Set task A:
Reproduce the crypto comments word for word from "This is a good" up to and including "like it's normal.".
Set task B:
In the crypto comments, by when does the final commenter expect adoption to reach early mainstream?
Set task C:
Continue the crypto comments from the point where they stop.
--- start of Text block ---
Very well said. Found this article via twitter and I'm glad I did. Followed and upvoted :)

This is a good perspective of where we are at. It's easy to forget that most people just don't get it still, when you're on here and everyone is talking about crypto like it's normal.

@crypmate nice read, great post ! I found you on my daily money top list and strongly believe your post is undervalued, so I upvoted and resteemed your post ! All the best !!

Excellent piece, though I will dispute where we are on the curve. We are beyond Pioneer and into early adopter phase. Granted, this timeline is moving slowly, but it always corresponds with the difficulty of adoption. In this case, the learning curve is significant. I believe that will accelerate dramatically over the next two years and we will be early mainstream by late 2020.
--- end of Text block ---
--- start of Extracted data ---
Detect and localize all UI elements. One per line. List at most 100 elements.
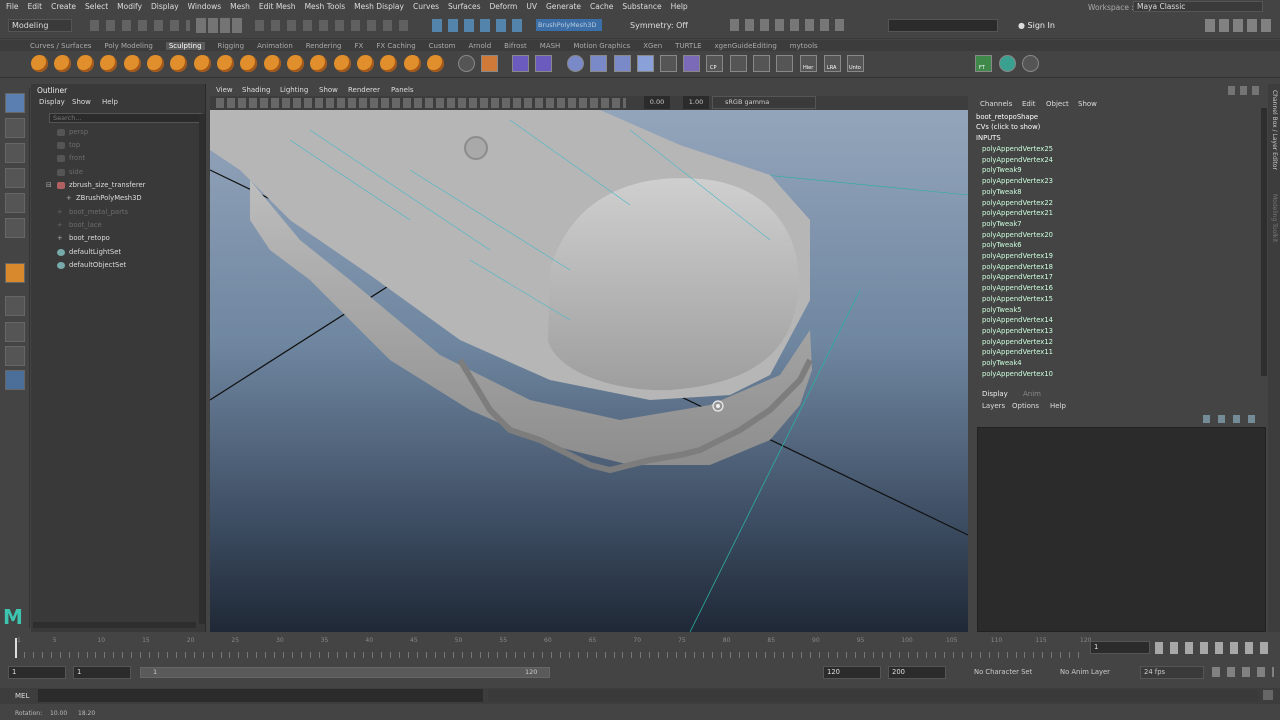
eraser-icon[interactable] [637, 55, 654, 72]
single-pane-icon[interactable] [5, 296, 25, 316]
layer-menu-layers[interactable]: Layers [982, 402, 1005, 410]
anim-layer-dropdown[interactable]: No Anim Layer [1046, 666, 1136, 679]
range-inner-start-field[interactable]: 1 [73, 666, 131, 679]
scale-tool-icon[interactable] [5, 218, 25, 238]
channelbox-input-node[interactable]: polyAppendVertex22 [982, 198, 1053, 208]
menu-curves[interactable]: Curves [413, 2, 439, 11]
outliner-item-boot-lace[interactable]: + boot_lace [31, 219, 196, 232]
menu-mesh-display[interactable]: Mesh Display [354, 2, 404, 11]
select-tool-icon[interactable] [5, 93, 25, 113]
timeline-ruler[interactable]: 1 5 10 15 20 25 30 35 40 45 50 55 60 65 70 75 80 85 90 95 10… [0, 634, 1091, 662]
menu-mesh-tools[interactable]: Mesh Tools [305, 2, 346, 11]
channelbox-input-node[interactable]: polyTweak6 [982, 240, 1022, 250]
stamp-icon[interactable] [481, 55, 498, 72]
tab-curves-surfaces[interactable]: Curves / Surfaces [30, 42, 91, 50]
layer-tab-display[interactable]: Display [982, 390, 1008, 398]
menu-edit-mesh[interactable]: Edit Mesh [259, 2, 296, 11]
channelbox-cvs[interactable]: CVs (click to show) [976, 122, 1040, 132]
ft-icon[interactable]: FT [975, 55, 992, 72]
channelbox-shape-name[interactable]: boot_retopoShape [976, 112, 1038, 122]
tab-xgenguideediting[interactable]: xgenGuideEditing [715, 42, 777, 50]
mask-icon[interactable] [512, 55, 529, 72]
colorspace-dropdown[interactable]: sRGB gamma [712, 96, 816, 109]
outliner-item-boot-retopo[interactable]: + boot_retopo [31, 232, 196, 245]
freeze-brush-icon[interactable] [427, 55, 444, 72]
outliner-item-persp[interactable]: persp [31, 126, 196, 139]
component-mask-icons[interactable] [255, 20, 415, 31]
character-set-dropdown[interactable]: No Character Set [960, 666, 1040, 679]
viewport-menu-show[interactable]: Show [319, 86, 338, 94]
channelbox-menu-channels[interactable]: Channels [980, 100, 1012, 108]
repeat-brush-icon[interactable] [217, 55, 234, 72]
hier-icon[interactable]: Hier [800, 55, 817, 72]
tab-rendering[interactable]: Rendering [306, 42, 342, 50]
outliner-menu-display[interactable]: Display [39, 98, 65, 106]
tab-sculpting[interactable]: Sculpting [165, 41, 205, 50]
plus-icon[interactable]: + [57, 219, 63, 232]
tab-poly-modeling[interactable]: Poly Modeling [104, 42, 152, 50]
menu-create[interactable]: Create [51, 2, 76, 11]
last-tool-icon[interactable] [5, 263, 25, 283]
menu-file[interactable]: File [6, 2, 19, 11]
outliner-pane-icon[interactable] [5, 370, 25, 390]
outliner-item-defaultobjectset[interactable]: defaultObjectSet [31, 259, 196, 272]
outliner-search-input[interactable]: Search... [49, 113, 202, 123]
side-tab-modeling-toolkit[interactable]: Modeling Toolkit [1270, 194, 1278, 264]
tab-xgen[interactable]: XGen [643, 42, 662, 50]
node-tool-icon[interactable] [1022, 55, 1039, 72]
tab-motion-graphics[interactable]: Motion Graphics [573, 42, 630, 50]
playback-controls-icons[interactable] [1155, 642, 1273, 654]
plus-icon[interactable]: + [66, 192, 72, 205]
amplify-brush-icon[interactable] [404, 55, 421, 72]
foamy-brush-icon[interactable] [170, 55, 187, 72]
channelbox-input-node[interactable]: polyTweak8 [982, 187, 1022, 197]
smear-brush-icon[interactable] [357, 55, 374, 72]
smooth-brush-icon[interactable] [54, 55, 71, 72]
settings-gear-icon[interactable] [458, 55, 475, 72]
tab-mash[interactable]: MASH [540, 42, 561, 50]
channelbox-input-node[interactable]: polyTweak7 [982, 219, 1022, 229]
file-icons[interactable] [90, 20, 190, 31]
pinch-brush-icon[interactable] [124, 55, 141, 72]
quick-rename-field[interactable] [888, 19, 998, 32]
channelbox-scrollbar[interactable] [1261, 108, 1267, 376]
channelbox-input-node[interactable]: polyAppendVertex23 [982, 176, 1053, 186]
channelbox-menu-object[interactable]: Object [1046, 100, 1069, 108]
current-time-marker[interactable] [15, 638, 17, 658]
tab-fx[interactable]: FX [355, 42, 364, 50]
range-max-field[interactable]: 200 [888, 666, 946, 679]
viewport-menu-renderer[interactable]: Renderer [348, 86, 380, 94]
plus-icon[interactable]: + [57, 206, 63, 219]
viewport-menu-panels[interactable]: Panels [391, 86, 414, 94]
range-start-field[interactable]: 1 [8, 666, 66, 679]
menu-surfaces[interactable]: Surfaces [448, 2, 480, 11]
paint-select-tool-icon[interactable] [5, 143, 25, 163]
layer-action-icons[interactable] [1203, 415, 1261, 423]
layers-icon[interactable] [614, 55, 631, 72]
render-icons[interactable] [730, 19, 850, 31]
menu-deform[interactable]: Deform [489, 2, 517, 11]
viewport-menu-lighting[interactable]: Lighting [280, 86, 308, 94]
channelbox-input-node[interactable]: polyAppendVertex15 [982, 294, 1053, 304]
range-end-field[interactable]: 120 [823, 666, 881, 679]
tab-rigging[interactable]: Rigging [218, 42, 245, 50]
outliner-menu-help[interactable]: Help [102, 98, 118, 106]
teal-tool-icon[interactable] [999, 55, 1016, 72]
flatten-brush-icon[interactable] [147, 55, 164, 72]
wax-brush-icon[interactable] [264, 55, 281, 72]
channelbox-input-node[interactable]: polyAppendVertex18 [982, 262, 1053, 272]
outliner-item-boot-metal-parts[interactable]: + boot_metal_parts [31, 206, 196, 219]
tab-animation[interactable]: Animation [257, 42, 293, 50]
knife-brush-icon[interactable] [334, 55, 351, 72]
curve-icon[interactable] [776, 55, 793, 72]
outliner-item-zbrush-size-transferer[interactable]: ⊟ zbrush_size_transferer [31, 179, 196, 192]
channelbox-input-node[interactable]: polyAppendVertex20 [982, 230, 1053, 240]
outliner-item-front[interactable]: front [31, 152, 196, 165]
channelbox-input-node[interactable]: polyTweak9 [982, 165, 1022, 175]
unto-icon[interactable]: Unto [847, 55, 864, 72]
pen-icon[interactable] [660, 55, 677, 72]
channelbox-input-node[interactable]: polyAppendVertex11 [982, 347, 1053, 357]
menu-mesh[interactable]: Mesh [230, 2, 250, 11]
lra-icon[interactable]: LRA [824, 55, 841, 72]
bulge-brush-icon[interactable] [380, 55, 397, 72]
--- end of Extracted data ---
Exercise answer A:
This is a good perspective of where we are at. It's easy to forget that most people just don't get it still, when you're on here and everyone is talking about crypto like it's normal.

Exercise answer B:
By late 2020.

Exercise answer C:
Great read and Thank you. I first heard, and looked into bitcoin in 2012, and was talked out of it. I got in early May, just before $2,000, I just wish I had more to invest. I thought people were crazy when I heard predictions of $5,000 by year end, I knew it would rise, but $5000? Now I know there is no limit!

Thanks again!

Great write up! I read BTC to $6000 by year end and $13,000 by FEB 2018. Only 1% of people know about BTC, once we hit 3%--KABOOM!

take the red pill, enjoy the ride

so true. I have to remind myself that it is still early in the game and that most people outside the crypto bubble have no idea how it works.